**Required work:**
Every line of the listing must be reproduced as it stands. Leave the images behind.

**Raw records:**
┄┄┄┄┄┄
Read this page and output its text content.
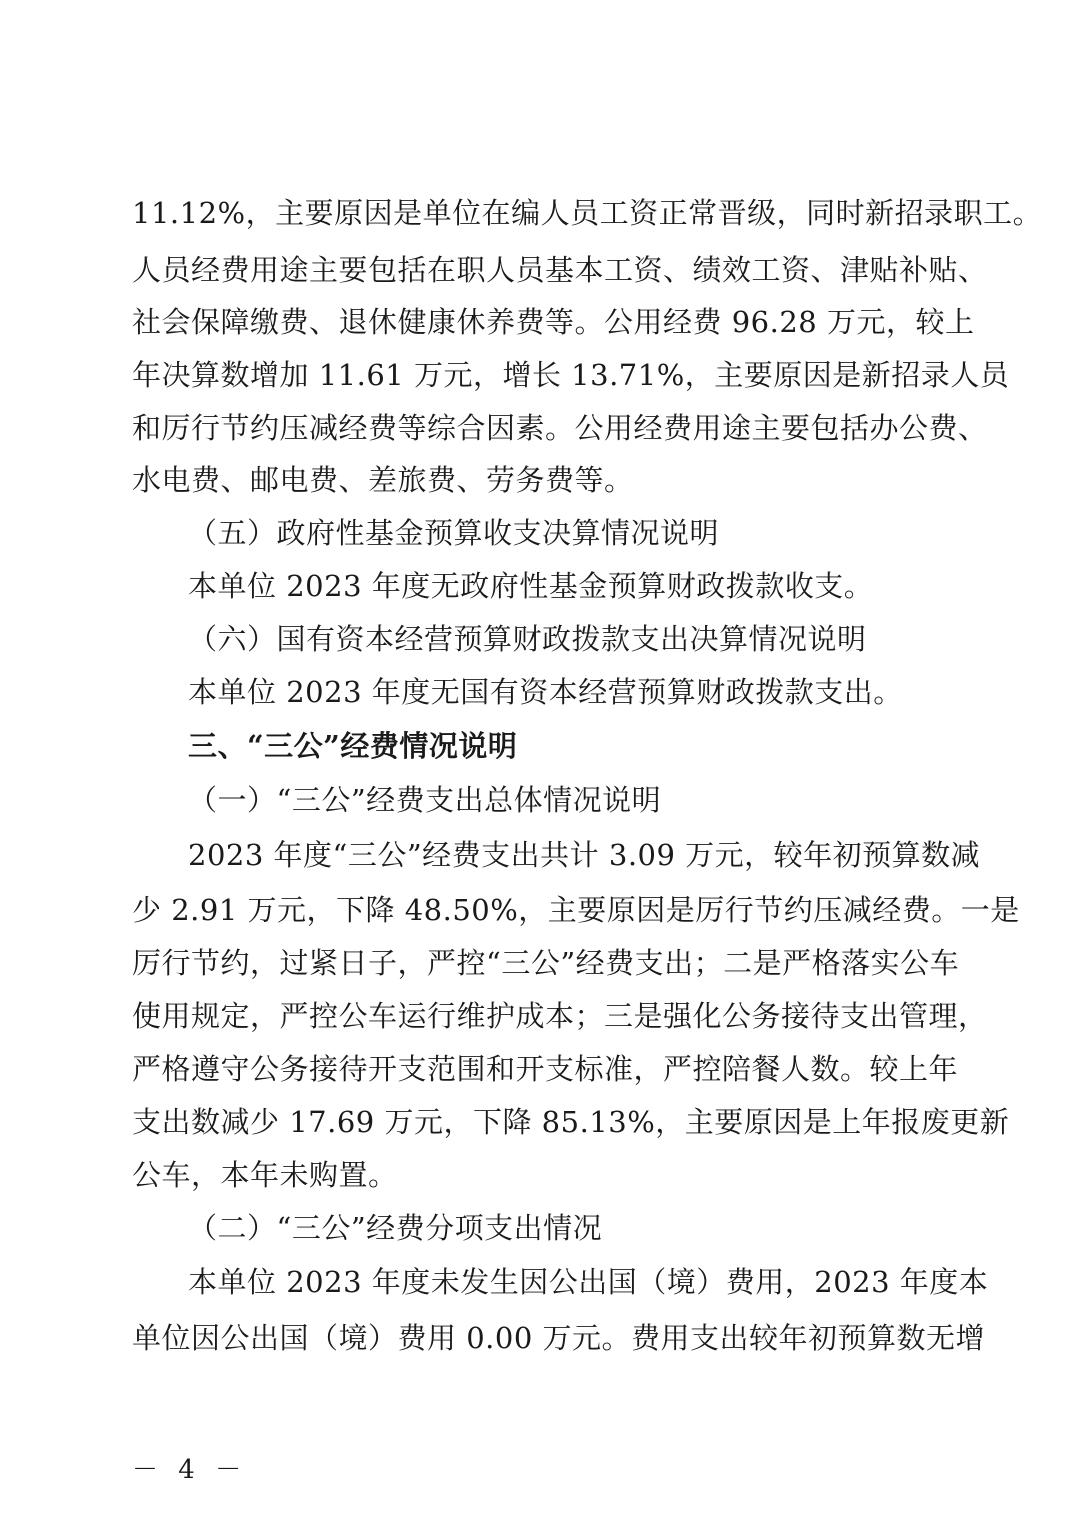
11.12%，主要原因是单位在编人员工资正常晋级，同时新招录职工。
人员经费用途主要包括在职人员基本工资、绩效工资、津贴补贴、
社会保障缴费、退休健康休养费等。公用经费 96.28 万元，较上
年决算数增加 11.61 万元，增长 13.71%，主要原因是新招录人员
和厉行节约压减经费等综合因素。公用经费用途主要包括办公费、
水电费、邮电费、差旅费、劳务费等。
（五）政府性基金预算收支决算情况说明
本单位 2023 年度无政府性基金预算财政拨款收支。
（六）国有资本经营预算财政拨款支出决算情况说明
本单位 2023 年度无国有资本经营预算财政拨款支出。
三、“三公”经费情况说明
（一）“三公”经费支出总体情况说明
2023 年度“三公”经费支出共计 3.09 万元，较年初预算数减
少 2.91 万元，下降 48.50%，主要原因是厉行节约压减经费。一是
厉行节约，过紧日子，严控“三公”经费支出；二是严格落实公车
使用规定，严控公车运行维护成本；三是强化公务接待支出管理，
严格遵守公务接待开支范围和开支标准，严控陪餐人数。较上年
支出数减少 17.69 万元，下降 85.13%，主要原因是上年报废更新
公车，本年未购置。
（二）“三公”经费分项支出情况
本单位 2023 年度未发生因公出国（境）费用，2023 年度本
单位因公出国（境）费用 0.00 万元。费用支出较年初预算数无增
－ 4 －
┄┄┄┄┄┄
**Complete response:**
Read this page and output its text content.
11.12%，主要原因是单位在编人员工资正常晋级，同时新招录职工。
人员经费用途主要包括在职人员基本工资、绩效工资、津贴补贴、
社会保障缴费、退休健康休养费等。公用经费 96.28 万元，较上
年决算数增加 11.61 万元，增长 13.71%，主要原因是新招录人员
和厉行节约压减经费等综合因素。公用经费用途主要包括办公费、
水电费、邮电费、差旅费、劳务费等。
（五）政府性基金预算收支决算情况说明
本单位 2023 年度无政府性基金预算财政拨款收支。
（六）国有资本经营预算财政拨款支出决算情况说明
本单位 2023 年度无国有资本经营预算财政拨款支出。
三、“三公”经费情况说明
（一）“三公”经费支出总体情况说明
2023 年度“三公”经费支出共计 3.09 万元，较年初预算数减
少 2.91 万元，下降 48.50%，主要原因是厉行节约压减经费。一是
厉行节约，过紧日子，严控“三公”经费支出；二是严格落实公车
使用规定，严控公车运行维护成本；三是强化公务接待支出管理，
严格遵守公务接待开支范围和开支标准，严控陪餐人数。较上年
支出数减少 17.69 万元，下降 85.13%，主要原因是上年报废更新
公车，本年未购置。
（二）“三公”经费分项支出情况
本单位 2023 年度未发生因公出国（境）费用，2023 年度本
单位因公出国（境）费用 0.00 万元。费用支出较年初预算数无增
－ 4 －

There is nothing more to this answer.